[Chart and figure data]
────────────────

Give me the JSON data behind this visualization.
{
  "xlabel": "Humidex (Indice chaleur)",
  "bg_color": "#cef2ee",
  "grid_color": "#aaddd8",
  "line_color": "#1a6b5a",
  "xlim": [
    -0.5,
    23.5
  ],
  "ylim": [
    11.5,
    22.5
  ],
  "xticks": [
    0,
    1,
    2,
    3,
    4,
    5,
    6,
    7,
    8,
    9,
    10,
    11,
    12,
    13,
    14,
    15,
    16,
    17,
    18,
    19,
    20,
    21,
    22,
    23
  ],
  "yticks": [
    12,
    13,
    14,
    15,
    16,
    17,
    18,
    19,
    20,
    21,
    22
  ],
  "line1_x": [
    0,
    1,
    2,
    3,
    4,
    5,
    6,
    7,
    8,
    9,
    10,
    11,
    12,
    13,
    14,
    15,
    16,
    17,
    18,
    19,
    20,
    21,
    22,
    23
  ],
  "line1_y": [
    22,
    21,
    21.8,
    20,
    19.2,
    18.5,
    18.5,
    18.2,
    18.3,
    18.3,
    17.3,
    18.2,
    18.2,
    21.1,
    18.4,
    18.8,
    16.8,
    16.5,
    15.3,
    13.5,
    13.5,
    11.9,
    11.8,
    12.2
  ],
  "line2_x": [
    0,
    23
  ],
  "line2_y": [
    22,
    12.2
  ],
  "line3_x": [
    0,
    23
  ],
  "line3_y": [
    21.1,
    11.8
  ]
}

────────────────

INSTRUCTIONS FOR THE TASK | Using the material above, print every entry exactly as written.

ANSWER FOR THIS EXERCISE |
Give me the JSON data behind this visualization.
{
  "xlabel": "Humidex (Indice chaleur)",
  "bg_color": "#cef2ee",
  "grid_color": "#aaddd8",
  "line_color": "#1a6b5a",
  "xlim": [
    -0.5,
    23.5
  ],
  "ylim": [
    11.5,
    22.5
  ],
  "xticks": [
    0,
    1,
    2,
    3,
    4,
    5,
    6,
    7,
    8,
    9,
    10,
    11,
    12,
    13,
    14,
    15,
    16,
    17,
    18,
    19,
    20,
    21,
    22,
    23
  ],
  "yticks": [
    12,
    13,
    14,
    15,
    16,
    17,
    18,
    19,
    20,
    21,
    22
  ],
  "line1_x": [
    0,
    1,
    2,
    3,
    4,
    5,
    6,
    7,
    8,
    9,
    10,
    11,
    12,
    13,
    14,
    15,
    16,
    17,
    18,
    19,
    20,
    21,
    22,
    23
  ],
  "line1_y": [
    22,
    21,
    21.8,
    20,
    19.2,
    18.5,
    18.5,
    18.2,
    18.3,
    18.3,
    17.3,
    18.2,
    18.2,
    21.1,
    18.4,
    18.8,
    16.8,
    16.5,
    15.3,
    13.5,
    13.5,
    11.9,
    11.8,
    12.2
  ],
  "line2_x": [
    0,
    23
  ],
  "line2_y": [
    22,
    12.2
  ],
  "line3_x": [
    0,
    23
  ],
  "line3_y": [
    21.1,
    11.8
  ]
}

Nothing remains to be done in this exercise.